STATED GOAL
Without the pictures, return each record as it appears.

┄┄┄┄┄┄┄┄┄┄┄┄┄┄┄┄┄┄┄┄

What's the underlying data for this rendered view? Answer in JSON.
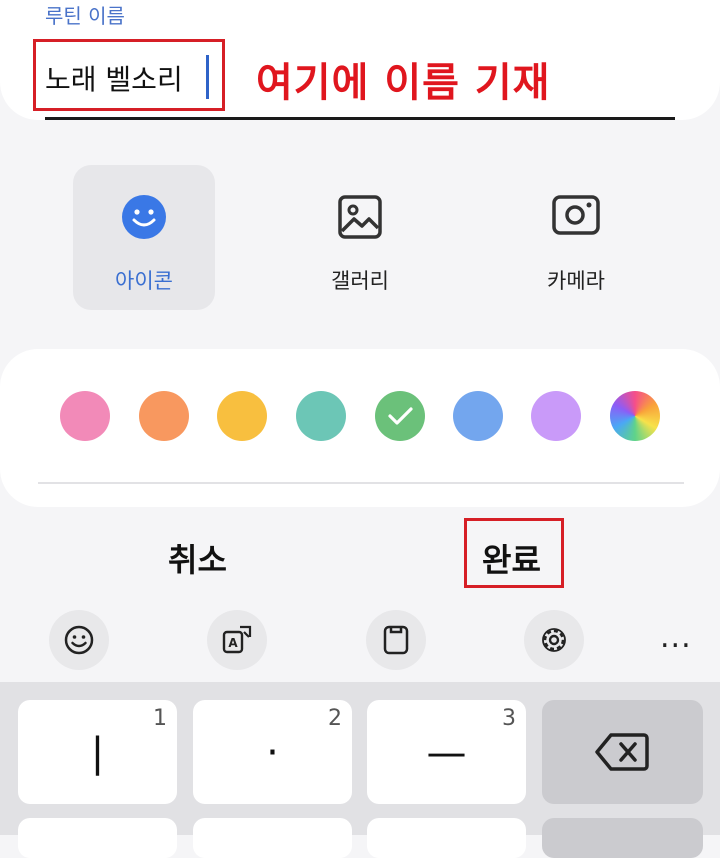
{
  "routine": {
    "field_label": "루틴 이름",
    "name_value": "노래 벨소리",
    "annotation": "여기에 이름 기재"
  },
  "image_options": [
    {
      "label": "아이콘",
      "icon": "smiley-icon",
      "selected": true
    },
    {
      "label": "갤러리",
      "icon": "gallery-icon",
      "selected": false
    },
    {
      "label": "카메라",
      "icon": "camera-icon",
      "selected": false
    }
  ],
  "colors": {
    "swatches": [
      "#f28ab8",
      "#f8985f",
      "#f8bf3f",
      "#6cc6b6",
      "#6bc17a",
      "#73a6ee",
      "#c99af9",
      "gradient"
    ],
    "selected_index": 4,
    "accent": "#3a6fd1"
  },
  "actions": {
    "cancel_label": "취소",
    "done_label": "완료"
  },
  "keyboard": {
    "toolbar": [
      "emoji-icon",
      "translate-icon",
      "clipboard-icon",
      "settings-icon",
      "more-icon"
    ],
    "more_label": "...",
    "keys": [
      {
        "num": "1",
        "glyph": "|"
      },
      {
        "num": "2",
        "glyph": "·"
      },
      {
        "num": "3",
        "glyph": "—"
      }
    ],
    "backspace": "backspace-icon"
  }
}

┄┄┄┄┄┄┄┄┄┄┄┄┄┄┄┄┄┄┄┄

OUTPUT FOR THIS EXERCISE
What's the underlying data for this rendered view? Answer in JSON.
{
  "routine": {
    "field_label": "루틴 이름",
    "name_value": "노래 벨소리",
    "annotation": "여기에 이름 기재"
  },
  "image_options": [
    {
      "label": "아이콘",
      "icon": "smiley-icon",
      "selected": true
    },
    {
      "label": "갤러리",
      "icon": "gallery-icon",
      "selected": false
    },
    {
      "label": "카메라",
      "icon": "camera-icon",
      "selected": false
    }
  ],
  "colors": {
    "swatches": [
      "#f28ab8",
      "#f8985f",
      "#f8bf3f",
      "#6cc6b6",
      "#6bc17a",
      "#73a6ee",
      "#c99af9",
      "gradient"
    ],
    "selected_index": 4,
    "accent": "#3a6fd1"
  },
  "actions": {
    "cancel_label": "취소",
    "done_label": "완료"
  },
  "keyboard": {
    "toolbar": [
      "emoji-icon",
      "translate-icon",
      "clipboard-icon",
      "settings-icon",
      "more-icon"
    ],
    "more_label": "...",
    "keys": [
      {
        "num": "1",
        "glyph": "|"
      },
      {
        "num": "2",
        "glyph": "·"
      },
      {
        "num": "3",
        "glyph": "—"
      }
    ],
    "backspace": "backspace-icon"
  }
}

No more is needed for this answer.